TASK REQUIREMENTS: Copy the records below exactly, leaving out every picture.

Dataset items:
^^^^^^^^

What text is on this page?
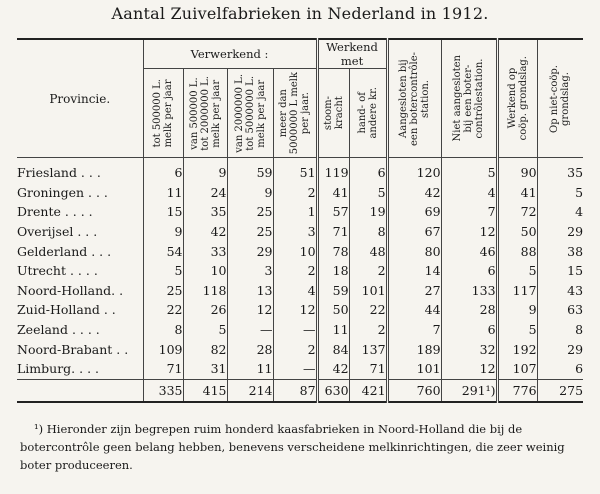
Aantal Zuivelfabrieken in Nederland in 1912.
Provincie.	Verwerkend :				Werkend met		Aangesloten bij
een botercontrôle-
station.	Niet aangesloten
bij een boter-
contrôlestation.	Werkend op
coöp. grondslag.	Op niet-coöp.
grondslag.

	tot 500000 L.
melk per jaar	van 500000 L.
tot 2000000 L.
melk per jaar	van 2000000 L.
tot 5000000 L.
melk per jaar	meer dan
5000000 L melk
per jaar.	stoom-
kracht	hand- of
andere kr.				

Friesland . . .	6	9	59	51	119	6	120	5	90	35
Groningen . . .	11	24	9	2	41	5	42	4	41	5
Drente . . . .	15	35	25	1	57	19	69	7	72	4
Overijsel . . .	9	42	25	3	71	8	67	12	50	29
Gelderland . . .	54	33	29	10	78	48	80	46	88	38
Utrecht . . . .	5	10	3	2	18	2	14	6	5	15
Noord-Holland. .	25	118	13	4	59	101	27	133	117	43
Zuid-Holland . .	22	26	12	12	50	22	44	28	9	63
Zeeland . . . .	8	5	—	—	11	2	7	6	5	8
Noord-Brabant . .	109	82	28	2	84	137	189	32	192	29
Limburg. . . .	71	31	11	—	42	71	101	12	107	6
	335	415	214	87	630	421	760	291¹)	776	275
¹) Hieronder zijn begrepen ruim honderd kaasfabrieken in Noord-Holland die bij de botercontrôle geen belang hebben, benevens verscheidene melkinrichtingen, die zeer weinig boter produceeren.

^^^^^^^^

ANSWER TO THIS TASK:
What text is on this page?
Aantal Zuivelfabrieken in Nederland in 1912.
Provincie.	Verwerkend :				Werkend met		Aangesloten bij
een botercontrôle-
station.	Niet aangesloten
bij een boter-
contrôlestation.	Werkend op
coöp. grondslag.	Op niet-coöp.
grondslag.

	tot 500000 L.
melk per jaar	van 500000 L.
tot 2000000 L.
melk per jaar	van 2000000 L.
tot 5000000 L.
melk per jaar	meer dan
5000000 L melk
per jaar.	stoom-
kracht	hand- of
andere kr.				

Friesland . . .	6	9	59	51	119	6	120	5	90	35
Groningen . . .	11	24	9	2	41	5	42	4	41	5
Drente . . . .	15	35	25	1	57	19	69	7	72	4
Overijsel . . .	9	42	25	3	71	8	67	12	50	29
Gelderland . . .	54	33	29	10	78	48	80	46	88	38
Utrecht . . . .	5	10	3	2	18	2	14	6	5	15
Noord-Holland. .	25	118	13	4	59	101	27	133	117	43
Zuid-Holland . .	22	26	12	12	50	22	44	28	9	63
Zeeland . . . .	8	5	—	—	11	2	7	6	5	8
Noord-Brabant . .	109	82	28	2	84	137	189	32	192	29
Limburg. . . .	71	31	11	—	42	71	101	12	107	6
	335	415	214	87	630	421	760	291¹)	776	275
¹) Hieronder zijn begrepen ruim honderd kaasfabrieken in Noord-Holland die bij de botercontrôle geen belang hebben, benevens verscheidene melkinrichtingen, die zeer weinig boter produceeren.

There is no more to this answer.